**TASK TO CARRY OUT**
Every line below that holds the string "работы" should be copied out.

**STORED DATA**
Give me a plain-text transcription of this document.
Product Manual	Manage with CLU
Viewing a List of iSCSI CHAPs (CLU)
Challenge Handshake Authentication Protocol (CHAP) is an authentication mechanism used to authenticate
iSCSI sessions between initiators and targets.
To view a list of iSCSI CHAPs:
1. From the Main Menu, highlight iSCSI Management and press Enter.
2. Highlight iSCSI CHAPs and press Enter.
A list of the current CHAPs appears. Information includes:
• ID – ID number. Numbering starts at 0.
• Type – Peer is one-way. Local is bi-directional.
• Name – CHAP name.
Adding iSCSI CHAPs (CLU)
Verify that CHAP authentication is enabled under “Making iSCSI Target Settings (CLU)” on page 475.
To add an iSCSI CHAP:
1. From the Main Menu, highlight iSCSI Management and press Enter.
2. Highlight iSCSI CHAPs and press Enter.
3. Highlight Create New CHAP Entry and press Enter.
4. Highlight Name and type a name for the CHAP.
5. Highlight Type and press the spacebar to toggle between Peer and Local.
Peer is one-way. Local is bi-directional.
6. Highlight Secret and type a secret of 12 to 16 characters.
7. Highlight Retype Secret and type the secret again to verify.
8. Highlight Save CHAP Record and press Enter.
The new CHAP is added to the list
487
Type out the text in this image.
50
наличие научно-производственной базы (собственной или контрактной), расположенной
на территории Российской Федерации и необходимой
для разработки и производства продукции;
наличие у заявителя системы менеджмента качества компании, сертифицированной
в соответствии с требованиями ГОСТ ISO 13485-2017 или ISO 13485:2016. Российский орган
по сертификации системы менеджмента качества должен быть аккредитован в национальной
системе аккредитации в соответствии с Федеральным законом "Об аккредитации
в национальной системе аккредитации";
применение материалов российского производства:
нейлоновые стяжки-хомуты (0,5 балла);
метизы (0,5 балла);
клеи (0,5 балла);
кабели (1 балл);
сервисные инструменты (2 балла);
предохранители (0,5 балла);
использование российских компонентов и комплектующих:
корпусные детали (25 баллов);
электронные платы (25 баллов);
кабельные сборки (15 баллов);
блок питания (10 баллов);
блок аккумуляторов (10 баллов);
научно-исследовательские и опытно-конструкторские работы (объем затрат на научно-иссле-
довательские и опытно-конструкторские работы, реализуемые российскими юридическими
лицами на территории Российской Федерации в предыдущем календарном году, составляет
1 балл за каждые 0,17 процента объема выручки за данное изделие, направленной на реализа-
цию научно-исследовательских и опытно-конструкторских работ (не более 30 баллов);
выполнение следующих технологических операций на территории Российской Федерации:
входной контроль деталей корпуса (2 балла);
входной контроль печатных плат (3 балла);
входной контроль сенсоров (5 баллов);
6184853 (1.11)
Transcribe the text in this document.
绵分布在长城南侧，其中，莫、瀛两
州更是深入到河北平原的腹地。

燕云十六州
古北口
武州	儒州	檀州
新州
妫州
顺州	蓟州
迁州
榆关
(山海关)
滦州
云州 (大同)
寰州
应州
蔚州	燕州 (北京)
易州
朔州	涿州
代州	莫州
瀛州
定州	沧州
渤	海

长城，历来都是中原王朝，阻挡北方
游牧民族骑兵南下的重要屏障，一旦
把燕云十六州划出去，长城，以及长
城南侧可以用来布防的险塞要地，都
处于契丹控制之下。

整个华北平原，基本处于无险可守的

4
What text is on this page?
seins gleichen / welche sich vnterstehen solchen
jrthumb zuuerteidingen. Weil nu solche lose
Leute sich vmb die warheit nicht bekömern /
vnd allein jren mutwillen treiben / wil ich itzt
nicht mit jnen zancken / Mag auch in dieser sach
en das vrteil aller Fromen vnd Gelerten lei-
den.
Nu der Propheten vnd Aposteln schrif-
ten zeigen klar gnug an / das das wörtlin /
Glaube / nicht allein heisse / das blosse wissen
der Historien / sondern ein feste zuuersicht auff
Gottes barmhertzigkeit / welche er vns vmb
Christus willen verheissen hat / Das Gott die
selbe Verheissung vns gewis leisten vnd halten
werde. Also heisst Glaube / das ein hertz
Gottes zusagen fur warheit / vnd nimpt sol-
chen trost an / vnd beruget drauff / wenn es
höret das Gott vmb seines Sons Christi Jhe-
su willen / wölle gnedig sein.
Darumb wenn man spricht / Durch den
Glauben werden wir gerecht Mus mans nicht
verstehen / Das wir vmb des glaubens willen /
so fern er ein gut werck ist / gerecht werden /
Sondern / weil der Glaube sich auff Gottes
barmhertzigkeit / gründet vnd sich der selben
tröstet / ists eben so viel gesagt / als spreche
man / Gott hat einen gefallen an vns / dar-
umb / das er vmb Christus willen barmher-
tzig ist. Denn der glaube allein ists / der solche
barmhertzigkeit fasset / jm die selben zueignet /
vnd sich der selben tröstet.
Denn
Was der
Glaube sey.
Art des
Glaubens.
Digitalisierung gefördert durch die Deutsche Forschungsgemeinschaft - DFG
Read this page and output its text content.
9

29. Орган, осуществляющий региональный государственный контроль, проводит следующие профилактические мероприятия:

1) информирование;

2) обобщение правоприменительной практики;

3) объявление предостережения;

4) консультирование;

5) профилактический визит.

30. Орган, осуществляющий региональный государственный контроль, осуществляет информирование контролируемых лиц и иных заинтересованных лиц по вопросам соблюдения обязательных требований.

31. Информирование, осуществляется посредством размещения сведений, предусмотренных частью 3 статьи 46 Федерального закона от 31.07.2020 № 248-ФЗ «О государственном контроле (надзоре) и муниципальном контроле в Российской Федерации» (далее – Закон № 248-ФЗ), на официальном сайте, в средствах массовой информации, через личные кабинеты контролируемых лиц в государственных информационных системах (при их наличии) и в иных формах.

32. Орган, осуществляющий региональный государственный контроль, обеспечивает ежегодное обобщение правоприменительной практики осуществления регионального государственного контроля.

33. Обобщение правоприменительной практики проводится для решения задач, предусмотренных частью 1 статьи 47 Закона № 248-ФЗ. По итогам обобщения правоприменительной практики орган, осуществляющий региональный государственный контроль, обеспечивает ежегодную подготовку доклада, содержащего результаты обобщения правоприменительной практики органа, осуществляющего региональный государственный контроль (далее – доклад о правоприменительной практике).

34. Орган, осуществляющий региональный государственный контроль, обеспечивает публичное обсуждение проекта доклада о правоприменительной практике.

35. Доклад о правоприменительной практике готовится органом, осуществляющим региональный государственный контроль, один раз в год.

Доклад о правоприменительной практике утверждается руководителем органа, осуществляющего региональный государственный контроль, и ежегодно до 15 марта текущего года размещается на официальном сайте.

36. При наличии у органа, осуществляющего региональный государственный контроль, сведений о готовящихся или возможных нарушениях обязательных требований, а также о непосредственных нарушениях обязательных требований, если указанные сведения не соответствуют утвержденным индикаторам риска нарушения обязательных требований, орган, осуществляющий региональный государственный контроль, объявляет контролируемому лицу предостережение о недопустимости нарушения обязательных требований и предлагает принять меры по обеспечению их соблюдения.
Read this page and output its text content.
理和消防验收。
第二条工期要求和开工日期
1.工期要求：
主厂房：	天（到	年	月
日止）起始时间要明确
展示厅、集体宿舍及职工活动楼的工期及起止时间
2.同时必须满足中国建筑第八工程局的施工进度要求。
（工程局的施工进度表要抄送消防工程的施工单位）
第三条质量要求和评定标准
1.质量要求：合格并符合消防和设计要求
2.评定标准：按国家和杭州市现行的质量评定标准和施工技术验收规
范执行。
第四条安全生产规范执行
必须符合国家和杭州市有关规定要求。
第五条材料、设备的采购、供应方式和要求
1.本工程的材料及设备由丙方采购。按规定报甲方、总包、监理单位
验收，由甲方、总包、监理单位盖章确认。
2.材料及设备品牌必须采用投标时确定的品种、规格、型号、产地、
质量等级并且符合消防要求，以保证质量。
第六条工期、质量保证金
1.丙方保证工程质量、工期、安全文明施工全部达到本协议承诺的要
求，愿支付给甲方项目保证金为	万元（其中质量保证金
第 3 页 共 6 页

**EXERCISE OUTPUT**
научно-исследовательские и опытно-конструкторские работы (объем затрат на научно-иссле-
довательские и опытно-конструкторские работы, реализуемые российскими юридическими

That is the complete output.